Stored data entries
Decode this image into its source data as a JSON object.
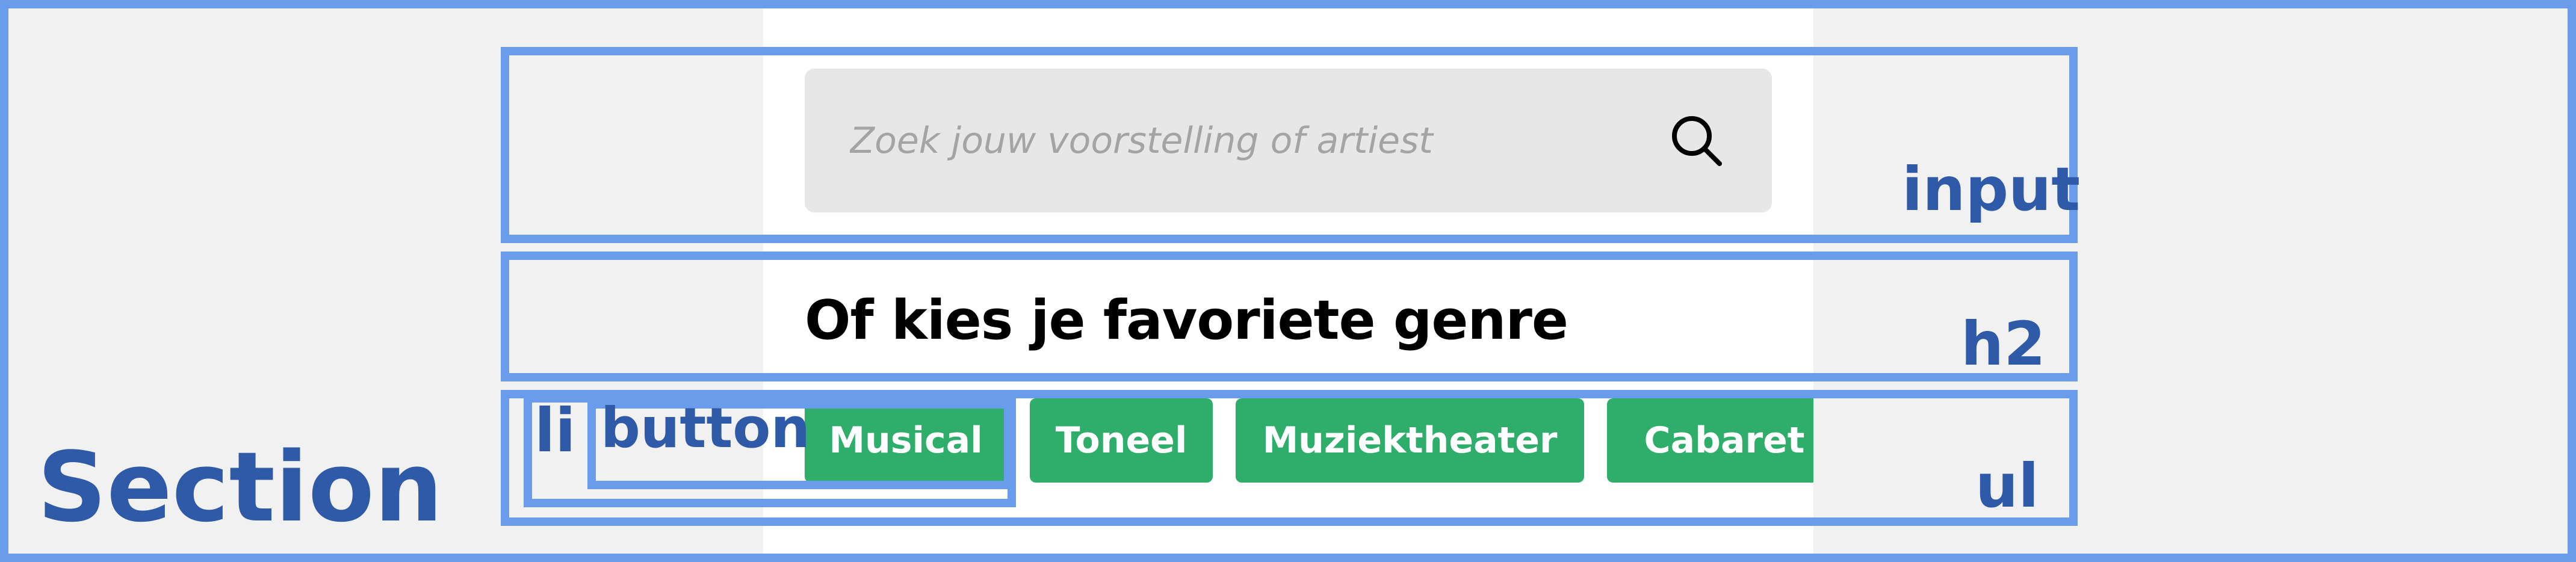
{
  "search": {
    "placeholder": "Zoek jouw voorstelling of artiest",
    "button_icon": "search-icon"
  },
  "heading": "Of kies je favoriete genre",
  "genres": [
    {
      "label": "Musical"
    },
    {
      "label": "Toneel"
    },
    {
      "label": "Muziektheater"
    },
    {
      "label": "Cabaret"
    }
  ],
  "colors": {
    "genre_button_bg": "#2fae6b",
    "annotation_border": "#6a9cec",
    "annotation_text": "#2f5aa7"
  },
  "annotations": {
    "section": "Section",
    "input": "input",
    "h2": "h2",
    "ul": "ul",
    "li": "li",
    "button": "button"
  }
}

=== TASK DIRECTIONS ===
Pictures stay out of the copy; please restate every record above exactly.

=== TASK SOLUTION ===
Decode this image into its source data as a JSON object.
{
  "search": {
    "placeholder": "Zoek jouw voorstelling of artiest",
    "button_icon": "search-icon"
  },
  "heading": "Of kies je favoriete genre",
  "genres": [
    {
      "label": "Musical"
    },
    {
      "label": "Toneel"
    },
    {
      "label": "Muziektheater"
    },
    {
      "label": "Cabaret"
    }
  ],
  "colors": {
    "genre_button_bg": "#2fae6b",
    "annotation_border": "#6a9cec",
    "annotation_text": "#2f5aa7"
  },
  "annotations": {
    "section": "Section",
    "input": "input",
    "h2": "h2",
    "ul": "ul",
    "li": "li",
    "button": "button"
  }
}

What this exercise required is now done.